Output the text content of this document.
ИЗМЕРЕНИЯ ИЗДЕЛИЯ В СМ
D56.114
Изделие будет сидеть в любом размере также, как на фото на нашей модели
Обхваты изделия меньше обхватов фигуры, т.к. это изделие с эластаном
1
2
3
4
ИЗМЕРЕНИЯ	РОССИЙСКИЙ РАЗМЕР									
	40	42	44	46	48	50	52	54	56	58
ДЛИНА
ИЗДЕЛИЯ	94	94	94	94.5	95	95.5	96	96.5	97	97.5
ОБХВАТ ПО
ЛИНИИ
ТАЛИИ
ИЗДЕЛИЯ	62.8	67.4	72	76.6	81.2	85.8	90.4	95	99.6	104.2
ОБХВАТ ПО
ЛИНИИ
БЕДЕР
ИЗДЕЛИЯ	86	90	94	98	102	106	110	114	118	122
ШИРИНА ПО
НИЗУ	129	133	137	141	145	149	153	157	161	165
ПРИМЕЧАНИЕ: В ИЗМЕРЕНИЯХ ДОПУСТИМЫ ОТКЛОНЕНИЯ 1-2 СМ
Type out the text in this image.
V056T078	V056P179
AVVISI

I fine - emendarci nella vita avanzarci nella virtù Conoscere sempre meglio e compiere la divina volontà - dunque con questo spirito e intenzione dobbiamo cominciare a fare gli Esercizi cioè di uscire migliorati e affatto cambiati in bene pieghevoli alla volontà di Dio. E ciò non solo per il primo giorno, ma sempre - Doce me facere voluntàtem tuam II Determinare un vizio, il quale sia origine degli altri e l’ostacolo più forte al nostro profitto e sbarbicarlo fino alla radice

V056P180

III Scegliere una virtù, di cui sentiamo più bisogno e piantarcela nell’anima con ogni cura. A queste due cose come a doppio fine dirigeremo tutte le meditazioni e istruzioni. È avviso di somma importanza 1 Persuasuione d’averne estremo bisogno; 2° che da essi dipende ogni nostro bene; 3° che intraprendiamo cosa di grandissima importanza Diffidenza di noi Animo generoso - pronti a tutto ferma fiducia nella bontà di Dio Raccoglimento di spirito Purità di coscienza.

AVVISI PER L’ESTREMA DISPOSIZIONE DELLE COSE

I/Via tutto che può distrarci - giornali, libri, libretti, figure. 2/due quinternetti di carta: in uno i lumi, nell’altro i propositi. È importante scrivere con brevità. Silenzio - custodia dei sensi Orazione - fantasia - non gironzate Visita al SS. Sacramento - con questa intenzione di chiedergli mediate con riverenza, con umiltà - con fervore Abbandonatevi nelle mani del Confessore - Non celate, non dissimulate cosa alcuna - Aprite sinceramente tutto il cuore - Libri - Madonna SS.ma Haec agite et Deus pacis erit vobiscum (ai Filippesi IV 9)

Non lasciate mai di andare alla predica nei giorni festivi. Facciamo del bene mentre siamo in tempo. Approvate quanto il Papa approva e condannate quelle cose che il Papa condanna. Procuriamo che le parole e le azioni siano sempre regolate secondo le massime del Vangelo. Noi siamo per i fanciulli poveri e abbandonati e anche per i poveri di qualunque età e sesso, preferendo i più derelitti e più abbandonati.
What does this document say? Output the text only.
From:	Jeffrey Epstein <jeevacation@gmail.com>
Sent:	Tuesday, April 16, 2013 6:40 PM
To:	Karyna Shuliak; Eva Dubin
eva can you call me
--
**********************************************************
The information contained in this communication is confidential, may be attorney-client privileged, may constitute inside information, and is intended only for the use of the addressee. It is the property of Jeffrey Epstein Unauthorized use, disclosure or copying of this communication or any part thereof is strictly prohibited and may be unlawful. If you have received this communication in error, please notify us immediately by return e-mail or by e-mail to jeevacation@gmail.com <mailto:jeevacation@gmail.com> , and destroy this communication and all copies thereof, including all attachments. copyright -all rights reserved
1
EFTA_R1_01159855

━━━━

> Short problem: All lines from the one containing "What does this" through the final line of the listing above are to be reproduced exactly; include both and add nothing.

> Result of this exercise:
What does this document say? Output the text only.
From:	Jeffrey Epstein <jeevacation@gmail.com>
Sent:	Tuesday, April 16, 2013 6:40 PM
To:	Karyna Shuliak; Eva Dubin
eva can you call me
--
**********************************************************
The information contained in this communication is confidential, may be attorney-client privileged, may constitute inside information, and is intended only for the use of the addressee. It is the property of Jeffrey Epstein Unauthorized use, disclosure or copying of this communication or any part thereof is strictly prohibited and may be unlawful. If you have received this communication in error, please notify us immediately by return e-mail or by e-mail to jeevacation@gmail.com <mailto:jeevacation@gmail.com> , and destroy this communication and all copies thereof, including all attachments. copyright -all rights reserved
1
EFTA_R1_01159855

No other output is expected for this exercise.